To be done:
The records below must be duplicated exactly, character for character.

Exercise data:

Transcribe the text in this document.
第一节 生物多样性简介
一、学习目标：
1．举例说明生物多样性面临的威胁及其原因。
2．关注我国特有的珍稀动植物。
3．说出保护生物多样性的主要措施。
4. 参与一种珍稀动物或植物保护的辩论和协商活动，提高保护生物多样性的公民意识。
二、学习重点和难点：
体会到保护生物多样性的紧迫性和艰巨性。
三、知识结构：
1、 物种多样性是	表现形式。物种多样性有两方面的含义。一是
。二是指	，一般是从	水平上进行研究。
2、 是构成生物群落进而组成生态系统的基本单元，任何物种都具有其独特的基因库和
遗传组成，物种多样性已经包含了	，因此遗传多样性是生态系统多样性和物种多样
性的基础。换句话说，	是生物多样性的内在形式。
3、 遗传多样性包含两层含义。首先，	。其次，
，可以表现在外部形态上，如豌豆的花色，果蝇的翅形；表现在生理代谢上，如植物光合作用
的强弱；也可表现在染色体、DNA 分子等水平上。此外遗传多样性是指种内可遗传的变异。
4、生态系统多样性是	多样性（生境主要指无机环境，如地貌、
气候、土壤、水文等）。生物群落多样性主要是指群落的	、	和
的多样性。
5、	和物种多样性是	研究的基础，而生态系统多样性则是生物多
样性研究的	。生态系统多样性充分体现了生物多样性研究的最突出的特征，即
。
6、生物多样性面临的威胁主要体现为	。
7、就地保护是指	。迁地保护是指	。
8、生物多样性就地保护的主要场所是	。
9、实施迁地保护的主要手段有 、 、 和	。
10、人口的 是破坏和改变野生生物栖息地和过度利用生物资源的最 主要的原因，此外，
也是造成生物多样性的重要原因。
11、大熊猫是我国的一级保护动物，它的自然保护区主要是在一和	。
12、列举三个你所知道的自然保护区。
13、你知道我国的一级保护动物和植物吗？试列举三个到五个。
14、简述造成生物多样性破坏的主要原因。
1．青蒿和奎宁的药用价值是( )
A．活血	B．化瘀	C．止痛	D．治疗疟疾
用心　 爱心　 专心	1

Finished exercise:
Transcribe the text in this document.
第一节 生物多样性简介
一、学习目标：
1．举例说明生物多样性面临的威胁及其原因。
2．关注我国特有的珍稀动植物。
3．说出保护生物多样性的主要措施。
4. 参与一种珍稀动物或植物保护的辩论和协商活动，提高保护生物多样性的公民意识。
二、学习重点和难点：
体会到保护生物多样性的紧迫性和艰巨性。
三、知识结构：
1、 物种多样性是	表现形式。物种多样性有两方面的含义。一是
。二是指	，一般是从	水平上进行研究。
2、 是构成生物群落进而组成生态系统的基本单元，任何物种都具有其独特的基因库和
遗传组成，物种多样性已经包含了	，因此遗传多样性是生态系统多样性和物种多样
性的基础。换句话说，	是生物多样性的内在形式。
3、 遗传多样性包含两层含义。首先，	。其次，
，可以表现在外部形态上，如豌豆的花色，果蝇的翅形；表现在生理代谢上，如植物光合作用
的强弱；也可表现在染色体、DNA 分子等水平上。此外遗传多样性是指种内可遗传的变异。
4、生态系统多样性是	多样性（生境主要指无机环境，如地貌、
气候、土壤、水文等）。生物群落多样性主要是指群落的	、	和
的多样性。
5、	和物种多样性是	研究的基础，而生态系统多样性则是生物多
样性研究的	。生态系统多样性充分体现了生物多样性研究的最突出的特征，即
。
6、生物多样性面临的威胁主要体现为	。
7、就地保护是指	。迁地保护是指	。
8、生物多样性就地保护的主要场所是	。
9、实施迁地保护的主要手段有 、 、 和	。
10、人口的 是破坏和改变野生生物栖息地和过度利用生物资源的最 主要的原因，此外，
也是造成生物多样性的重要原因。
11、大熊猫是我国的一级保护动物，它的自然保护区主要是在一和	。
12、列举三个你所知道的自然保护区。
13、你知道我国的一级保护动物和植物吗？试列举三个到五个。
14、简述造成生物多样性破坏的主要原因。
1．青蒿和奎宁的药用价值是( )
A．活血	B．化瘀	C．止痛	D．治疗疟疾
用心　 爱心　 专心	1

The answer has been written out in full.